§ **Set problem**
Isolate every line in the records below with "that" in it.

§ **Dataset items**
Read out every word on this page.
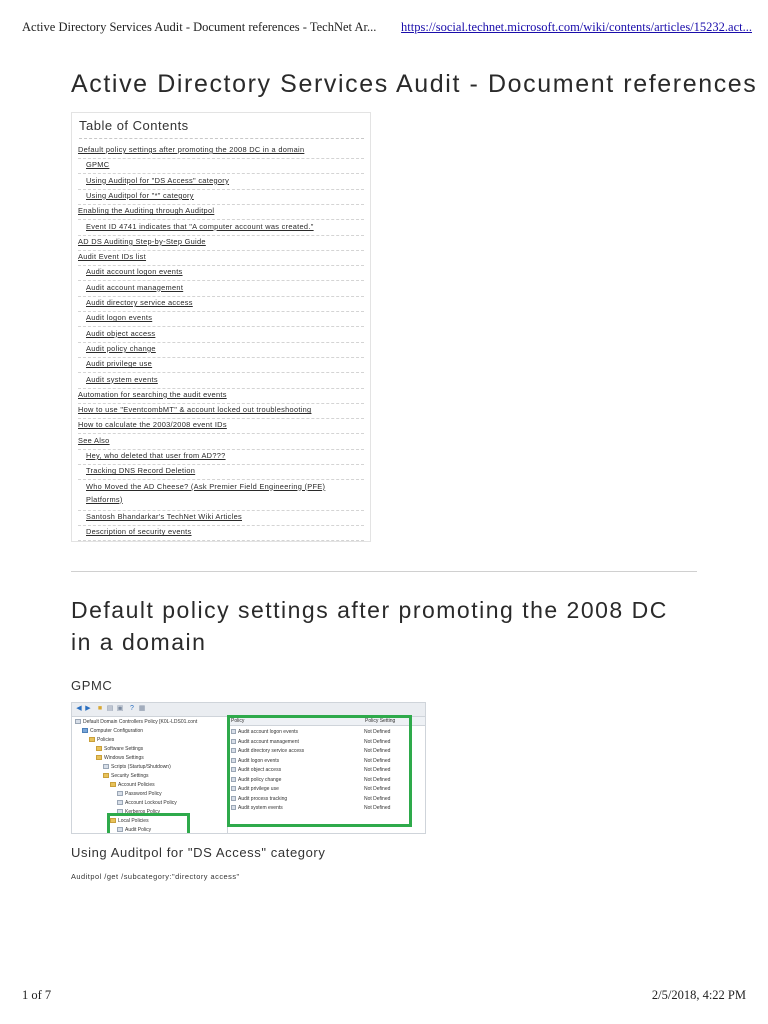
Active Directory Services Audit - Document references - TechNet Ar... https://social.technet.microsoft.com/wiki/contents/articles/15232.act...
Active Directory Services Audit - Document references
Table of Contents
Default policy settings after promoting the 2008 DC in a domain
GPMC
Using Auditpol for "DS Access" category
Using Auditpol for "*" category
Enabling the Auditing through Auditpol
Event ID 4741 indicates that "A computer account was created."
AD DS Auditing Step-by-Step Guide
Audit Event IDs list
Audit account logon events
Audit account management
Audit directory service access
Audit logon events
Audit object access
Audit policy change
Audit privilege use
Audit system events
Automation for searching the audit events
How to use "EventcombMT" & account locked out troubleshooting
How to calculate the 2003/2008 event IDs
See Also
Hey, who deleted that user from AD???
Tracking DNS Record Deletion
Who Moved the AD Cheese? (Ask Premier Field Engineering (PFE) Platforms)
Santosh Bhandarkar's TechNet Wiki Articles
Description of security events
Default policy settings after promoting the 2008 DC in a domain
GPMC
◀ ▶ ■ ▤ ▣ ? ▦
Default Domain Controllers Policy [K0L-LDS01.cont
Computer Configuration
Policies
Software Settings
Windows Settings
Scripts (Startup/Shutdown)
Security Settings
Account Policies
Password Policy
Account Lockout Policy
Kerberos Policy
Local Policies
Audit Policy
Policy	Policy Setting
Audit account logon events	Not Defined
Audit account management	Not Defined
Audit directory service access	Not Defined
Audit logon events	Not Defined
Audit object access	Not Defined
Audit policy change	Not Defined
Audit privilege use	Not Defined
Audit process tracking	Not Defined
Audit system events	Not Defined
Using Auditpol for "DS Access" category
Auditpol /get /subcategory:"directory access"
1 of 7	2/5/2018, 4:22 PM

§ **The reply**
Event ID 4741 indicates that "A computer account was created."
Hey, who deleted that user from AD???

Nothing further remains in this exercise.